** Start of RAW DATA **

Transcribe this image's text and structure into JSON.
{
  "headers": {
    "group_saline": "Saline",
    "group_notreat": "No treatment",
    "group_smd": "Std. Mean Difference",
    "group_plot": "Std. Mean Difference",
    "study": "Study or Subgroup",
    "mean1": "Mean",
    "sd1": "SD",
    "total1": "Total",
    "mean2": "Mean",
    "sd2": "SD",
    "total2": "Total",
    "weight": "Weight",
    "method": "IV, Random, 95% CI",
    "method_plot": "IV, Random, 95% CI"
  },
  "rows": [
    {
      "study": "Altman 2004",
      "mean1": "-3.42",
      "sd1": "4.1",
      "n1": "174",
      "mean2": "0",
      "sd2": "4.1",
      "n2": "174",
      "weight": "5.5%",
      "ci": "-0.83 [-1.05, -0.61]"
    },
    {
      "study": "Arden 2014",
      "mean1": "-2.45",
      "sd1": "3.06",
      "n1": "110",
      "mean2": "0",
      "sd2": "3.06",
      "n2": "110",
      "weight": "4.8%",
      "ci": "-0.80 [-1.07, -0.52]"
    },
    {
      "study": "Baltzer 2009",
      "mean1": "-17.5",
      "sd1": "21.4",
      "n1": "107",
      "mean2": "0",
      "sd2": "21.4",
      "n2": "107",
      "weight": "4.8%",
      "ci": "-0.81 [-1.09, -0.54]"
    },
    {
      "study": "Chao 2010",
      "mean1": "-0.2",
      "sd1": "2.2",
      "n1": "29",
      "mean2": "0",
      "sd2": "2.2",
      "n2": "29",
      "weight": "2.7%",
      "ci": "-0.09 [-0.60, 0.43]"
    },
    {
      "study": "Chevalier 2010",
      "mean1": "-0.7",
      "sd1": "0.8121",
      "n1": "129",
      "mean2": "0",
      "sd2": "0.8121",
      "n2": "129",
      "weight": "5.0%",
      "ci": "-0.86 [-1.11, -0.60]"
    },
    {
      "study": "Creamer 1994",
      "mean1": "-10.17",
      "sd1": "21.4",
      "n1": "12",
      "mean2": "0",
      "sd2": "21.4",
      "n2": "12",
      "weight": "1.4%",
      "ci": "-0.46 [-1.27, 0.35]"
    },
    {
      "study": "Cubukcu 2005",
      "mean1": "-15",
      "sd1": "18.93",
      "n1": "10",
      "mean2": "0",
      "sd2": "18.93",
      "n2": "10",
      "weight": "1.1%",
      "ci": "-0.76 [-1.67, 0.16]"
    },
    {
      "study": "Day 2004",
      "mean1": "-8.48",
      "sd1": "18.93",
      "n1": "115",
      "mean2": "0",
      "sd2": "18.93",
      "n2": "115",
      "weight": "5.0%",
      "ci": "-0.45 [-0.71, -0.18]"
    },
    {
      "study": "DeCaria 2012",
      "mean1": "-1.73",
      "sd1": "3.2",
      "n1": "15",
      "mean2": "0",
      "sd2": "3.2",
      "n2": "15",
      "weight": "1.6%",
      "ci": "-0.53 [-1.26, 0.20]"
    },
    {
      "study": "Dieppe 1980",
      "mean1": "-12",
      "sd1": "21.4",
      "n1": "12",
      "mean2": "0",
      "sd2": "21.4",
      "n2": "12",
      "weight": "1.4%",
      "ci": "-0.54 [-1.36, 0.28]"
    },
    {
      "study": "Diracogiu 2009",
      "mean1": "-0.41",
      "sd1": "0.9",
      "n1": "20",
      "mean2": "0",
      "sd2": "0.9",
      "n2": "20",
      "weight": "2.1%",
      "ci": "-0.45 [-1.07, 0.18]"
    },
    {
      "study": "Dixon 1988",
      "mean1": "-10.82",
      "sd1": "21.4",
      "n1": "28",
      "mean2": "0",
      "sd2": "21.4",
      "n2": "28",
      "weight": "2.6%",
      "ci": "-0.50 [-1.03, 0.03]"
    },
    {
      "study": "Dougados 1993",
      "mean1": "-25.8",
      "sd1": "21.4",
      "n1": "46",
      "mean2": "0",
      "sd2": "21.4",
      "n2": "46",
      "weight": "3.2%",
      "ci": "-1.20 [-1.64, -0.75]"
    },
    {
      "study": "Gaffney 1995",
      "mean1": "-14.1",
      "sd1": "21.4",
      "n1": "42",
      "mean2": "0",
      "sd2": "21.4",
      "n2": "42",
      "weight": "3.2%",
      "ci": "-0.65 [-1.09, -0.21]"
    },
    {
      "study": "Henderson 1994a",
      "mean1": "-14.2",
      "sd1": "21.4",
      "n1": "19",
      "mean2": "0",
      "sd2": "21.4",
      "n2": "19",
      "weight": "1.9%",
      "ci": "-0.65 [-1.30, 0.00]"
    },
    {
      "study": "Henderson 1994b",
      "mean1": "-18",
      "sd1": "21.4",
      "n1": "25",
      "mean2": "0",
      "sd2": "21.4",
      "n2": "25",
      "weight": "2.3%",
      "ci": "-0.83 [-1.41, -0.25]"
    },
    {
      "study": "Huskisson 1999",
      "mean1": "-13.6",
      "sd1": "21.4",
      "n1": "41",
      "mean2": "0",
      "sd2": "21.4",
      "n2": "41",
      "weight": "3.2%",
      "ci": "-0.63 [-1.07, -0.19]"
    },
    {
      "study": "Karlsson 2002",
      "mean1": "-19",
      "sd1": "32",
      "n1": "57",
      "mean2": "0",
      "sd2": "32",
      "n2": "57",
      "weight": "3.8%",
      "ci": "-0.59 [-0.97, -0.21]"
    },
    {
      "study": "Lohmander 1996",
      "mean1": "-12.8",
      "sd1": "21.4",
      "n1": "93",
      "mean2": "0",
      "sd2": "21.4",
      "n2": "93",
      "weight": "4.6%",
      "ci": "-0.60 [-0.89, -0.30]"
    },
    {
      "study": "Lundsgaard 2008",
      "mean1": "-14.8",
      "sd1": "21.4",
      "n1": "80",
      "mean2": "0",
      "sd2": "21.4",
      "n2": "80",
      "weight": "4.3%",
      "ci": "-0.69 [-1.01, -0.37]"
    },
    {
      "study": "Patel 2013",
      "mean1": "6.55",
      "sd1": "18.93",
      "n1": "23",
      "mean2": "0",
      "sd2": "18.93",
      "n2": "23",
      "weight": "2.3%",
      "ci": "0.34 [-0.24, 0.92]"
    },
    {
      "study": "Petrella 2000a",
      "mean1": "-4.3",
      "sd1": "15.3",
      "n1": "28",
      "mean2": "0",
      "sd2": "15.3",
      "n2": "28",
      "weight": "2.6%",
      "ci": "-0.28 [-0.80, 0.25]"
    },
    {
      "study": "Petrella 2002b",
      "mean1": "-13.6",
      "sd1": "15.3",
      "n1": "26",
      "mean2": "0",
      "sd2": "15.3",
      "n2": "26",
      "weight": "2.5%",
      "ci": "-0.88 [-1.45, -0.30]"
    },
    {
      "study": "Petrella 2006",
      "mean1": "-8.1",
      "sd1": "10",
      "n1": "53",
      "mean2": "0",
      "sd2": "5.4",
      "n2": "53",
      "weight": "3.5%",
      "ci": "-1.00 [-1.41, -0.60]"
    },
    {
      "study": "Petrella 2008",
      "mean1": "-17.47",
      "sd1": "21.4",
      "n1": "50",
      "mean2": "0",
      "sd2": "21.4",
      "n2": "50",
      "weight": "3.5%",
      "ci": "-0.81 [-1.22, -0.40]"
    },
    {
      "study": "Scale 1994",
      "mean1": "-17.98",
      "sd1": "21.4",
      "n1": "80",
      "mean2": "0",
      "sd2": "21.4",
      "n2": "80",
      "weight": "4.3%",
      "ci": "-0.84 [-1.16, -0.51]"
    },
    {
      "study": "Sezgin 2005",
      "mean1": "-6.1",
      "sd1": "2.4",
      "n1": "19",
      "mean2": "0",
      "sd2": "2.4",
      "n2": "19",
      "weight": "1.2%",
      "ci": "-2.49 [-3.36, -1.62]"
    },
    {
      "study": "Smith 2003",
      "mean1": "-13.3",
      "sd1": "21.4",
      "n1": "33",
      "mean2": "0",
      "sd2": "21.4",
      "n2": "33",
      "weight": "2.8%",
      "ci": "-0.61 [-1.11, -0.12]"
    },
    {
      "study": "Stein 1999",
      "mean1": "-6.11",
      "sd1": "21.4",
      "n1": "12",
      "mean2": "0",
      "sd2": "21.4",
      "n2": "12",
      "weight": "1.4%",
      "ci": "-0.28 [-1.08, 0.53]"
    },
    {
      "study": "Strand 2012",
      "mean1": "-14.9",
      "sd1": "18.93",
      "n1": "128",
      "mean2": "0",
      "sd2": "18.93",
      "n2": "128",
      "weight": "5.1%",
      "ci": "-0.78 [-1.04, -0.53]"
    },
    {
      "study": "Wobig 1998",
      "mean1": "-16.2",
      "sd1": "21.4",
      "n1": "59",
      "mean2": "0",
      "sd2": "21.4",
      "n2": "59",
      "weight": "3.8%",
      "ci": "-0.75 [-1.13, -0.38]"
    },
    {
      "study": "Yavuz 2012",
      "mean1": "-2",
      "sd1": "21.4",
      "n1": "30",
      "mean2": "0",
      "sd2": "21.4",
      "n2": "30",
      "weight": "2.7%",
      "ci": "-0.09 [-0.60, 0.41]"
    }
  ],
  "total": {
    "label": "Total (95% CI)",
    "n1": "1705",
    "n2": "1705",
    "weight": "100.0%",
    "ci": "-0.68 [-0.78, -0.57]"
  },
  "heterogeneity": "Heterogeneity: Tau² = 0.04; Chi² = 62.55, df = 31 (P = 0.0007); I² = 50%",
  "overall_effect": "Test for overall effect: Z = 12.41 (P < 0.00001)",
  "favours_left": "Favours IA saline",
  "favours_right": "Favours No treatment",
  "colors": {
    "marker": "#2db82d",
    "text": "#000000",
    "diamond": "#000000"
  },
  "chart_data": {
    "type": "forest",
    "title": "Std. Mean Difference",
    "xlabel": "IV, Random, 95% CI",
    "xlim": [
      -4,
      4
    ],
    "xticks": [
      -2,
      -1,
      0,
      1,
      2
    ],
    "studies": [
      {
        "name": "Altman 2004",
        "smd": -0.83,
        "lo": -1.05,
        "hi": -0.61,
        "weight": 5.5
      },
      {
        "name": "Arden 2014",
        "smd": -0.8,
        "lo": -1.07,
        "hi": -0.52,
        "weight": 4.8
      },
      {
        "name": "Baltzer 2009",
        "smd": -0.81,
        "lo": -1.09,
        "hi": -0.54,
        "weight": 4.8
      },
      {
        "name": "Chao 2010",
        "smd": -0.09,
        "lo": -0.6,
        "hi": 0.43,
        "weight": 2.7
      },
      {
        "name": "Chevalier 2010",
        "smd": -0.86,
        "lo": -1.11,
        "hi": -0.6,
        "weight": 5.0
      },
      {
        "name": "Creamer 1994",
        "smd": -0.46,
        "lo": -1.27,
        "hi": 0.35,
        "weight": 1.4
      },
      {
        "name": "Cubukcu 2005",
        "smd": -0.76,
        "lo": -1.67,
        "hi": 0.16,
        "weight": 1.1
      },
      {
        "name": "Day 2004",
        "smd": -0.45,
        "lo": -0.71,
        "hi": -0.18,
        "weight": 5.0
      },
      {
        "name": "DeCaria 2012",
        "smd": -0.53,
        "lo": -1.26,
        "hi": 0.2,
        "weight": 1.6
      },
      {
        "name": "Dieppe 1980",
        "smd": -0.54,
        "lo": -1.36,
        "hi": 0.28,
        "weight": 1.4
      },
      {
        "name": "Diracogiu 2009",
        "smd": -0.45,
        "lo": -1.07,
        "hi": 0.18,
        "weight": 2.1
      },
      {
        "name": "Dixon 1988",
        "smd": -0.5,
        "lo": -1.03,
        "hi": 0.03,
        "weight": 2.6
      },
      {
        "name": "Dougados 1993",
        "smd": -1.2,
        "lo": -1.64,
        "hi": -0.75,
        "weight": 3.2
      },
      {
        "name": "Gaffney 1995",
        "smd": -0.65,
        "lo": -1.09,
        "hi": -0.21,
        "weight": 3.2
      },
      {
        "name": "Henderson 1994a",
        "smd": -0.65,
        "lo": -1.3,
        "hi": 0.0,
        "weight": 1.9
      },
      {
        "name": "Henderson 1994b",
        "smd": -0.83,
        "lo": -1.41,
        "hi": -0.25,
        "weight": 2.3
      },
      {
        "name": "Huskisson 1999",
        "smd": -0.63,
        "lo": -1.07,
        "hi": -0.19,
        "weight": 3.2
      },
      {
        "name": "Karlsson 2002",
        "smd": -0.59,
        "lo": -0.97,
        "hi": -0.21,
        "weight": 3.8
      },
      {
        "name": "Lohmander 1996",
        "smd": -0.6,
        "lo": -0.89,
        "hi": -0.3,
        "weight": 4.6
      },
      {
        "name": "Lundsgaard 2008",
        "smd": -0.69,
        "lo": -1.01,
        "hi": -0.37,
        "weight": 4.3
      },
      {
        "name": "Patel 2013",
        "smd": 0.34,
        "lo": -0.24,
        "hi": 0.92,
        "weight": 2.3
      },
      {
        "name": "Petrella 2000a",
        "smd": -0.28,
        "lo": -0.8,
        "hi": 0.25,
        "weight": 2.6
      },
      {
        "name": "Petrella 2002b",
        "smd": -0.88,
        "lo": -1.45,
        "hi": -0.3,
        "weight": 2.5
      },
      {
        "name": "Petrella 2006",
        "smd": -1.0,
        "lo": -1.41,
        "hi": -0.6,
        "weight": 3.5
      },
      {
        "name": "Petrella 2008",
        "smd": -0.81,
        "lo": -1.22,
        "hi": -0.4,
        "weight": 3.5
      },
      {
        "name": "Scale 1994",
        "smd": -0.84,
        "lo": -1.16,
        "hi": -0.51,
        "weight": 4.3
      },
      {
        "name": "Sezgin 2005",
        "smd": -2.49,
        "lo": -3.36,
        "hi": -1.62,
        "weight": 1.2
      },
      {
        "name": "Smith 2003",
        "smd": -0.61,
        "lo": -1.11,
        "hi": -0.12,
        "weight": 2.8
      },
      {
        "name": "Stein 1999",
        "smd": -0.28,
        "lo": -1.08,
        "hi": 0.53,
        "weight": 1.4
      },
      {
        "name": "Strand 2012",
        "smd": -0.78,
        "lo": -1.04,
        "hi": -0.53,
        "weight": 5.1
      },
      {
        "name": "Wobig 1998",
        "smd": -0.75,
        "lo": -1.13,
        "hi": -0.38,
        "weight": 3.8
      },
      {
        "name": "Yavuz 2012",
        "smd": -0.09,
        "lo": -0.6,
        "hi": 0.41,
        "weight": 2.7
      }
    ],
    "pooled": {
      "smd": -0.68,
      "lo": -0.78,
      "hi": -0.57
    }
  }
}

** End of RAW DATA **

STATED TASK:
Check each line of the listing above for the string "DeCaria", then report only how many lines have it.

ANSWER TO THE TASK:
2